WHAT YOU HAVE TO DO:
Reproduce all entries precisely, down to the last character.

DATA PROVIDED:
************

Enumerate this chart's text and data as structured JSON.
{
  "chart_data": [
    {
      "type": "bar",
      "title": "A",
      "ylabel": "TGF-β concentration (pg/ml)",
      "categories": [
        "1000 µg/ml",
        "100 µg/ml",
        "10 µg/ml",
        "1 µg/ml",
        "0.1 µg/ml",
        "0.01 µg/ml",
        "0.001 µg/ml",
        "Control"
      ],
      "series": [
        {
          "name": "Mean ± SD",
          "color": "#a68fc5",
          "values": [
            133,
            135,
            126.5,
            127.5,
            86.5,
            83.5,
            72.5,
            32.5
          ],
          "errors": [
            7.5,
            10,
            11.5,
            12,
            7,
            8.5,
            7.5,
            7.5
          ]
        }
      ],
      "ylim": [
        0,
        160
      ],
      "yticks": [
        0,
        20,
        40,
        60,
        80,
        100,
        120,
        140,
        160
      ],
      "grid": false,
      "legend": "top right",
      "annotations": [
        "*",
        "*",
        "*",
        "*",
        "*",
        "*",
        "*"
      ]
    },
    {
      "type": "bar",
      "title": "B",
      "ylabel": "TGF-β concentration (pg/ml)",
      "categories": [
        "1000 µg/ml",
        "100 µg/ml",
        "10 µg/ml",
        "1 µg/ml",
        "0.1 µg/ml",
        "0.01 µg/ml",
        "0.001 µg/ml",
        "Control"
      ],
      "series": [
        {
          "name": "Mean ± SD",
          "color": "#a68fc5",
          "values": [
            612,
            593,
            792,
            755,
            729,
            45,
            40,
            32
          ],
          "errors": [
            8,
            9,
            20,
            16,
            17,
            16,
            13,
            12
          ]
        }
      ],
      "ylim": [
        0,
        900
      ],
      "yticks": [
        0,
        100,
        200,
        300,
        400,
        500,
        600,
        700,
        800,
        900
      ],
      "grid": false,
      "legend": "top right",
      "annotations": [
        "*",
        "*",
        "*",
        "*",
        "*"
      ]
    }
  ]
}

************

FINISHED TASK:
Enumerate this chart's text and data as structured JSON.
{
  "chart_data": [
    {
      "type": "bar",
      "title": "A",
      "ylabel": "TGF-β concentration (pg/ml)",
      "categories": [
        "1000 µg/ml",
        "100 µg/ml",
        "10 µg/ml",
        "1 µg/ml",
        "0.1 µg/ml",
        "0.01 µg/ml",
        "0.001 µg/ml",
        "Control"
      ],
      "series": [
        {
          "name": "Mean ± SD",
          "color": "#a68fc5",
          "values": [
            133,
            135,
            126.5,
            127.5,
            86.5,
            83.5,
            72.5,
            32.5
          ],
          "errors": [
            7.5,
            10,
            11.5,
            12,
            7,
            8.5,
            7.5,
            7.5
          ]
        }
      ],
      "ylim": [
        0,
        160
      ],
      "yticks": [
        0,
        20,
        40,
        60,
        80,
        100,
        120,
        140,
        160
      ],
      "grid": false,
      "legend": "top right",
      "annotations": [
        "*",
        "*",
        "*",
        "*",
        "*",
        "*",
        "*"
      ]
    },
    {
      "type": "bar",
      "title": "B",
      "ylabel": "TGF-β concentration (pg/ml)",
      "categories": [
        "1000 µg/ml",
        "100 µg/ml",
        "10 µg/ml",
        "1 µg/ml",
        "0.1 µg/ml",
        "0.01 µg/ml",
        "0.001 µg/ml",
        "Control"
      ],
      "series": [
        {
          "name": "Mean ± SD",
          "color": "#a68fc5",
          "values": [
            612,
            593,
            792,
            755,
            729,
            45,
            40,
            32
          ],
          "errors": [
            8,
            9,
            20,
            16,
            17,
            16,
            13,
            12
          ]
        }
      ],
      "ylim": [
        0,
        900
      ],
      "yticks": [
        0,
        100,
        200,
        300,
        400,
        500,
        600,
        700,
        800,
        900
      ],
      "grid": false,
      "legend": "top right",
      "annotations": [
        "*",
        "*",
        "*",
        "*",
        "*"
      ]
    }
  ]
}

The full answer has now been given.